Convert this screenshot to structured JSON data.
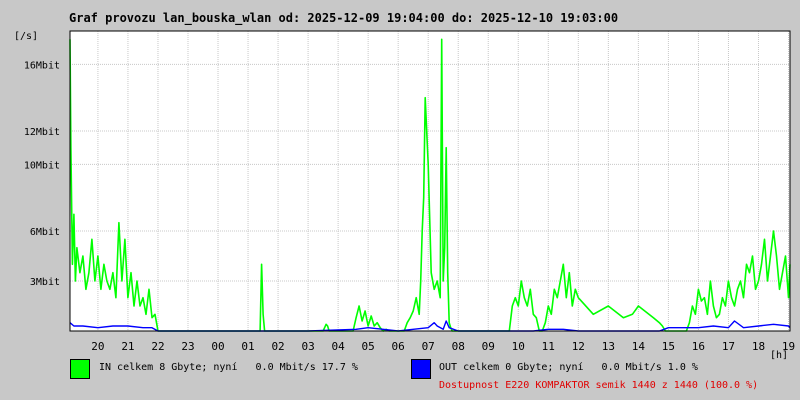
{
  "title": "Graf provozu lan_bouska_wlan od: 2025-12-09 19:04:00 do: 2025-12-10 19:03:00",
  "y_unit": "[/s]",
  "x_unit": "[h]",
  "legend": {
    "in": {
      "label": "IN celkem 8 Gbyte; nyní   0.0 Mbit/s 17.7 %",
      "color": "#00ff00"
    },
    "out": {
      "label": "OUT celkem 0 Gbyte; nyní   0.0 Mbit/s 1.0 %",
      "color": "#0000ff"
    },
    "availability": "Dostupnost E220 KOMPAKTOR semik 1440 z 1440 (100.0 %)"
  },
  "chart_data": {
    "type": "area",
    "title": "Graf provozu lan_bouska_wlan od: 2025-12-09 19:04:00 do: 2025-12-10 19:03:00",
    "ylabel": "[/s]",
    "xlabel": "[h]",
    "x_tick_labels": [
      "20",
      "21",
      "22",
      "23",
      "00",
      "01",
      "02",
      "03",
      "04",
      "05",
      "06",
      "07",
      "08",
      "09",
      "10",
      "11",
      "12",
      "13",
      "14",
      "15",
      "16",
      "17",
      "18",
      "19"
    ],
    "y_tick_labels": [
      {
        "label": "3Mbit",
        "value": 3
      },
      {
        "label": "6Mbit",
        "value": 6
      },
      {
        "label": "10Mbit",
        "value": 10
      },
      {
        "label": "12Mbit",
        "value": 12
      },
      {
        "label": "16Mbit",
        "value": 16
      }
    ],
    "ylim": [
      0,
      18
    ],
    "xlim": [
      19.07,
      43.05
    ],
    "grid": true,
    "series": [
      {
        "name": "IN",
        "color": "#00ff00",
        "x_hours": [
          19.07,
          19.1,
          19.15,
          19.2,
          19.25,
          19.3,
          19.4,
          19.5,
          19.6,
          19.7,
          19.8,
          19.9,
          20.0,
          20.1,
          20.2,
          20.3,
          20.4,
          20.5,
          20.6,
          20.7,
          20.8,
          20.9,
          21.0,
          21.1,
          21.2,
          21.3,
          21.4,
          21.5,
          21.6,
          21.7,
          21.8,
          21.9,
          22.0,
          22.5,
          23.0,
          23.5,
          24.0,
          24.5,
          25.0,
          25.4,
          25.45,
          25.5,
          25.55,
          25.6,
          26.0,
          26.5,
          27.0,
          27.5,
          27.6,
          27.65,
          27.7,
          28.0,
          28.5,
          28.6,
          28.7,
          28.8,
          28.9,
          29.0,
          29.1,
          29.2,
          29.3,
          29.4,
          29.5,
          29.6,
          29.7,
          29.8,
          29.9,
          30.0,
          30.1,
          30.2,
          30.3,
          30.4,
          30.5,
          30.6,
          30.7,
          30.75,
          30.8,
          30.85,
          30.9,
          31.0,
          31.1,
          31.2,
          31.3,
          31.4,
          31.45,
          31.5,
          31.55,
          31.6,
          31.65,
          31.7,
          31.75,
          31.8,
          31.9,
          32.0,
          32.2,
          32.5,
          33.0,
          33.4,
          33.5,
          33.6,
          33.7,
          33.8,
          33.9,
          34.0,
          34.1,
          34.2,
          34.3,
          34.4,
          34.5,
          34.6,
          34.7,
          34.8,
          34.9,
          35.0,
          35.1,
          35.2,
          35.3,
          35.4,
          35.5,
          35.6,
          35.7,
          35.8,
          35.9,
          36.0,
          36.5,
          37.0,
          37.5,
          37.8,
          38.0,
          38.5,
          38.7,
          38.8,
          38.9,
          39.0,
          39.1,
          39.2,
          39.3,
          39.4,
          39.5,
          39.6,
          39.7,
          39.8,
          39.9,
          40.0,
          40.1,
          40.2,
          40.3,
          40.4,
          40.5,
          40.6,
          40.7,
          40.8,
          40.9,
          41.0,
          41.1,
          41.2,
          41.3,
          41.4,
          41.5,
          41.6,
          41.7,
          41.8,
          41.9,
          42.0,
          42.1,
          42.2,
          42.3,
          42.4,
          42.5,
          42.6,
          42.7,
          42.8,
          42.9,
          43.0,
          43.05
        ],
        "values_mbit": [
          17.5,
          11.0,
          4.0,
          7.0,
          3.0,
          5.0,
          3.5,
          4.5,
          2.5,
          3.5,
          5.5,
          3.0,
          4.5,
          2.5,
          4.0,
          3.0,
          2.5,
          3.5,
          2.0,
          6.5,
          3.0,
          5.5,
          2.0,
          3.5,
          1.5,
          3.0,
          1.5,
          2.0,
          1.0,
          2.5,
          0.8,
          1.0,
          0,
          0,
          0,
          0,
          0,
          0,
          0,
          0,
          4.0,
          1.0,
          0,
          0,
          0,
          0,
          0,
          0,
          0.4,
          0.3,
          0,
          0,
          0,
          0.8,
          1.5,
          0.6,
          1.2,
          0.3,
          0.9,
          0.3,
          0.5,
          0.2,
          0,
          0.1,
          0,
          0,
          0,
          0,
          0,
          0,
          0.5,
          0.8,
          1.2,
          2.0,
          1.0,
          3.0,
          6.0,
          8.0,
          14.0,
          10.0,
          3.5,
          2.5,
          3.0,
          2.0,
          17.5,
          3.0,
          5.0,
          11.0,
          3.5,
          0.5,
          0.2,
          0,
          0,
          0,
          0,
          0,
          0,
          0,
          0,
          0,
          0,
          1.5,
          2.0,
          1.5,
          3.0,
          2.0,
          1.5,
          2.5,
          1.0,
          0.8,
          0,
          0,
          0.5,
          1.5,
          1.0,
          2.5,
          2.0,
          3.0,
          4.0,
          2.0,
          3.5,
          1.5,
          2.5,
          2.0,
          1.0,
          1.5,
          0.8,
          1.0,
          1.5,
          0.8,
          0.5,
          0.3,
          0,
          0,
          0,
          0,
          0,
          0,
          0,
          0,
          0.5,
          1.5,
          1.0,
          2.5,
          1.8,
          2.0,
          1.0,
          3.0,
          1.5,
          0.8,
          1.0,
          2.0,
          1.5,
          3.0,
          2.0,
          1.5,
          2.5,
          3.0,
          2.0,
          4.0,
          3.5,
          4.5,
          2.5,
          3.0,
          4.0,
          5.5,
          3.0,
          4.5,
          6.0,
          4.5,
          2.5,
          3.5,
          4.5,
          2.0,
          4.0,
          5.0,
          4.0,
          4.5,
          3.5,
          2.5,
          3.5,
          2.0,
          1.8,
          2.2,
          2.0
        ]
      },
      {
        "name": "OUT",
        "color": "#0000ff",
        "x_hours": [
          19.07,
          19.2,
          19.5,
          20.0,
          20.5,
          21.0,
          21.5,
          21.8,
          22.0,
          25.0,
          27.0,
          28.6,
          29.0,
          29.5,
          30.0,
          30.5,
          31.0,
          31.2,
          31.3,
          31.5,
          31.6,
          31.7,
          32.0,
          34.5,
          35.0,
          35.5,
          36.0,
          36.5,
          38.7,
          39.0,
          39.5,
          40.0,
          40.5,
          41.0,
          41.2,
          41.5,
          42.0,
          42.5,
          43.0,
          43.05
        ],
        "values_mbit": [
          0.5,
          0.3,
          0.3,
          0.2,
          0.3,
          0.3,
          0.2,
          0.2,
          0,
          0,
          0,
          0.1,
          0.2,
          0.1,
          0,
          0.1,
          0.2,
          0.5,
          0.3,
          0.1,
          0.6,
          0.2,
          0,
          0,
          0.1,
          0.1,
          0,
          0,
          0,
          0.2,
          0.2,
          0.2,
          0.3,
          0.2,
          0.6,
          0.2,
          0.3,
          0.4,
          0.3,
          0.2
        ]
      }
    ]
  }
}
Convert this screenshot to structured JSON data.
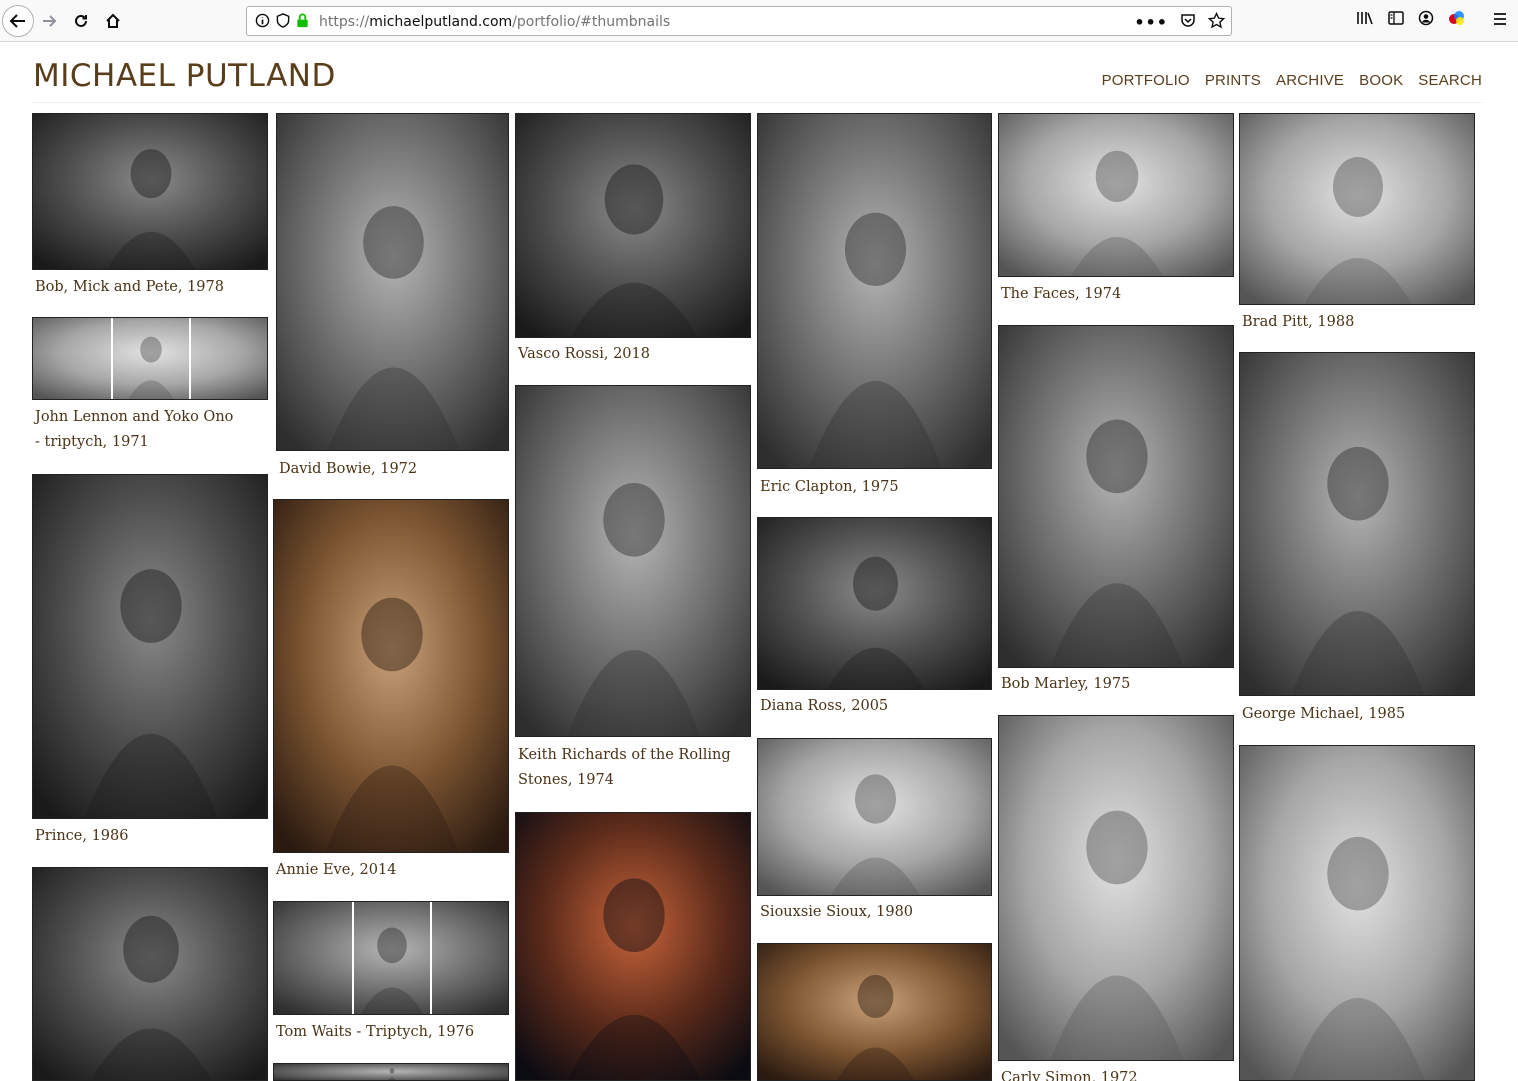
{
  "browser": {
    "url_prefix": "https://",
    "url_host": "michaelputland.com",
    "url_path": "/portfolio/#thumbnails",
    "icons": [
      "back-arrow-icon",
      "forward-arrow-icon",
      "reload-icon",
      "home-icon",
      "info-icon",
      "shield-icon",
      "lock-icon",
      "more-icon",
      "pocket-icon",
      "star-icon",
      "library-icon",
      "sidebar-icon",
      "account-icon",
      "extension-icon",
      "menu-icon"
    ]
  },
  "site": {
    "logo": "MICHAEL PUTLAND",
    "nav": [
      "PORTFOLIO",
      "PRINTS",
      "ARCHIVE",
      "BOOK",
      "SEARCH"
    ],
    "brand_color": "#5a3e1b"
  },
  "photos": [
    {
      "caption": "Bob, Mick and Pete, 1978"
    },
    {
      "caption": "John Lennon and Yoko Ono - triptych, 1971"
    },
    {
      "caption": "Prince, 1986"
    },
    {
      "caption": ""
    },
    {
      "caption": "David Bowie, 1972"
    },
    {
      "caption": "Annie Eve, 2014"
    },
    {
      "caption": "Tom Waits - Triptych, 1976"
    },
    {
      "caption": ""
    },
    {
      "caption": "Vasco Rossi, 2018"
    },
    {
      "caption": "Keith Richards of the Rolling Stones, 1974"
    },
    {
      "caption": ""
    },
    {
      "caption": "Eric Clapton, 1975"
    },
    {
      "caption": "Diana Ross, 2005"
    },
    {
      "caption": "Siouxsie Sioux, 1980"
    },
    {
      "caption": ""
    },
    {
      "caption": "The Faces, 1974"
    },
    {
      "caption": "Bob Marley, 1975"
    },
    {
      "caption": "Carly Simon, 1972"
    },
    {
      "caption": "Brad Pitt, 1988"
    },
    {
      "caption": "George Michael, 1985"
    },
    {
      "caption": ""
    }
  ]
}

———

*TO DO:*
Scan the listing above for the word "celkem" and copy every line that holds it.

*RESPONSE TO THE EXERCISE:*
      "label": "IN celkem 8 Gbyte; nyní   0.0 Mbit/s 17.7 %",
      "label": "OUT celkem 0 Gbyte; nyní   0.0 Mbit/s 1.0 %",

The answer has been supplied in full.